Report how many lines below contain the word "this", and give only that number.

--- --- ---

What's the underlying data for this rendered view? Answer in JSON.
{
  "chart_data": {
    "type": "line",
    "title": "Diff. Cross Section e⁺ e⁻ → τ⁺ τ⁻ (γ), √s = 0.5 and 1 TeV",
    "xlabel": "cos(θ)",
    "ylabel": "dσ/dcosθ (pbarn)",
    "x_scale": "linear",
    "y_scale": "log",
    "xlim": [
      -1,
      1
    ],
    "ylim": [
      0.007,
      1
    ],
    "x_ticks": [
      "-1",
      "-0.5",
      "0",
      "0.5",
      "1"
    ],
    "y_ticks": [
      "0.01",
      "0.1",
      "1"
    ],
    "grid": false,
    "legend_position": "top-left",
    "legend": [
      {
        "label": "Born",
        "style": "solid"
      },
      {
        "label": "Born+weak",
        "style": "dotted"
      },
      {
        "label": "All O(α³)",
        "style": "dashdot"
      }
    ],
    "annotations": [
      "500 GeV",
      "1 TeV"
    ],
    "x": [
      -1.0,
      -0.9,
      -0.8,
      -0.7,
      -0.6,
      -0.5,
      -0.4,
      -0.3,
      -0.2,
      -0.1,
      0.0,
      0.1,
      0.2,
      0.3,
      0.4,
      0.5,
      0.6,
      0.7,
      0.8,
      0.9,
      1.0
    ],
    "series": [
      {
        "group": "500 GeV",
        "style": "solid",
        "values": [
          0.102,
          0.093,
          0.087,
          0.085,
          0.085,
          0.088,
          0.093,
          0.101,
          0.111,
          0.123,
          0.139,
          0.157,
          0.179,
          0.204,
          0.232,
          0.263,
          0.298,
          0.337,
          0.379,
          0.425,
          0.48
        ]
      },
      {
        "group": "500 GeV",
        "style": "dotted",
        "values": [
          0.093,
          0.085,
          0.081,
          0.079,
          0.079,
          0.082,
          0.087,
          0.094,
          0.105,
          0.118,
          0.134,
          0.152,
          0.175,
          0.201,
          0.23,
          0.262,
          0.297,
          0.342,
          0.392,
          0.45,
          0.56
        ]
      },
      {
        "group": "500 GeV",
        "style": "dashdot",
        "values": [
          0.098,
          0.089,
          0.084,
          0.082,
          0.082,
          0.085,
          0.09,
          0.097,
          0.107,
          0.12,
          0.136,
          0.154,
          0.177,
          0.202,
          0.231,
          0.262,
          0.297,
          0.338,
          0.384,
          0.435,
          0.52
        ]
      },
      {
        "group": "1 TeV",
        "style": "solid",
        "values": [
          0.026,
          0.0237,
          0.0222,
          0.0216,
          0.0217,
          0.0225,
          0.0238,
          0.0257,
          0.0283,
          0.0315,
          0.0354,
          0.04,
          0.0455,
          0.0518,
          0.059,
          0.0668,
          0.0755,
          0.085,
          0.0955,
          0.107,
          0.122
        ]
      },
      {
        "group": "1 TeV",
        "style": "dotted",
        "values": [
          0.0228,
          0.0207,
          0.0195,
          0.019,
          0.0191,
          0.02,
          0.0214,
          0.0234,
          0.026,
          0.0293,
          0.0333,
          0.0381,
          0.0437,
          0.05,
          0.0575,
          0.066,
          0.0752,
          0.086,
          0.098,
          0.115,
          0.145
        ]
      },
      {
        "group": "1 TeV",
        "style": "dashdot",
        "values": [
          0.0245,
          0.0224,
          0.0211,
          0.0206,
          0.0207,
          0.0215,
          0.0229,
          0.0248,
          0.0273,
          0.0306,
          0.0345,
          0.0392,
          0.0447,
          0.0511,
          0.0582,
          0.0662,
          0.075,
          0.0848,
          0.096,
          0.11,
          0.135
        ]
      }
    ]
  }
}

--- --- ---

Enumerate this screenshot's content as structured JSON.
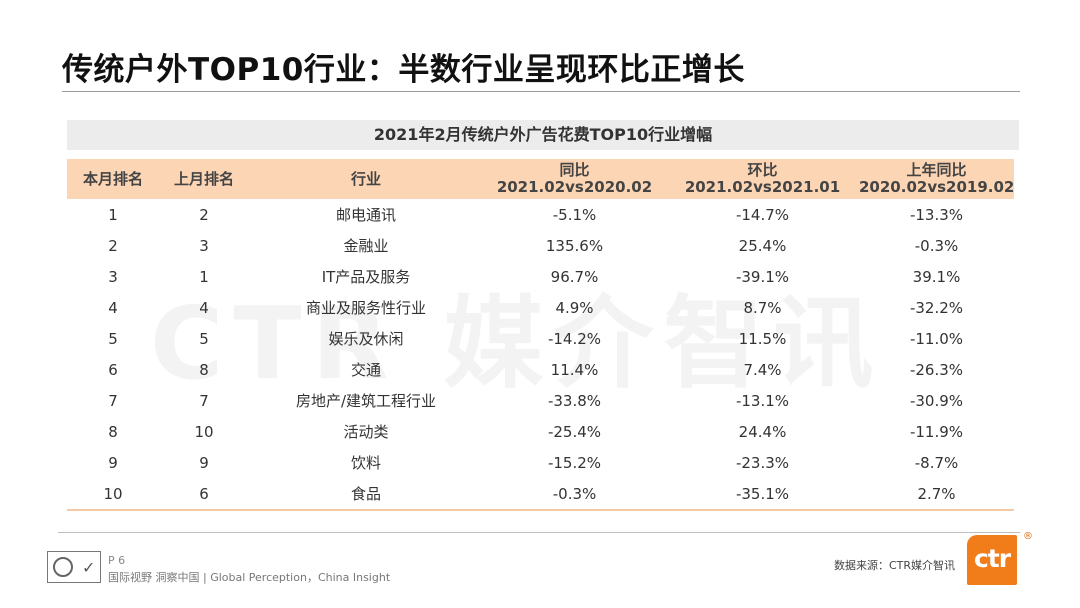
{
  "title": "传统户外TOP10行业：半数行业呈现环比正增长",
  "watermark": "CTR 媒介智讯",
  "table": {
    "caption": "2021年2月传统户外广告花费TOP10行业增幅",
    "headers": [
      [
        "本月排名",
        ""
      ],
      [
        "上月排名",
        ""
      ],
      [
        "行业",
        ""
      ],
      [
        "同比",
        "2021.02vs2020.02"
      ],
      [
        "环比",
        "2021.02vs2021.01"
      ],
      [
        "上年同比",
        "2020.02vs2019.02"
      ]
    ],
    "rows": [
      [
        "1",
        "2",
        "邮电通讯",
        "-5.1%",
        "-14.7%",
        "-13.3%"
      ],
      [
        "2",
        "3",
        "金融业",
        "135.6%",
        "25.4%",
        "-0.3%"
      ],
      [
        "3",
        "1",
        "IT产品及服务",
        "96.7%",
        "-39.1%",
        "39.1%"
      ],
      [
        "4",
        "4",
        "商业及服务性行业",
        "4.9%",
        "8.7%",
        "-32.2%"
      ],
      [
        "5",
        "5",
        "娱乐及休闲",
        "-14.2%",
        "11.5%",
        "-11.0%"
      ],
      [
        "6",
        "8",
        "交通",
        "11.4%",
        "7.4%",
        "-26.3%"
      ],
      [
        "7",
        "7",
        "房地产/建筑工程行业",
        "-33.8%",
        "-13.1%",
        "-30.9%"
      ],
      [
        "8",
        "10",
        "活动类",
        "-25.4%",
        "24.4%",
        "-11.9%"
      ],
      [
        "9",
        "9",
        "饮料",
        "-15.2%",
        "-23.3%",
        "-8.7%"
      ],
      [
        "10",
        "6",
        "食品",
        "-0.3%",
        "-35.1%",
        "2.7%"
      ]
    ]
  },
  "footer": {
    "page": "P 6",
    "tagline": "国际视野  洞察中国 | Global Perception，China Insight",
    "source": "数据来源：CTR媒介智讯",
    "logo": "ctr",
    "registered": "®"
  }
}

--- --- ---

__RESULT BELOW__
2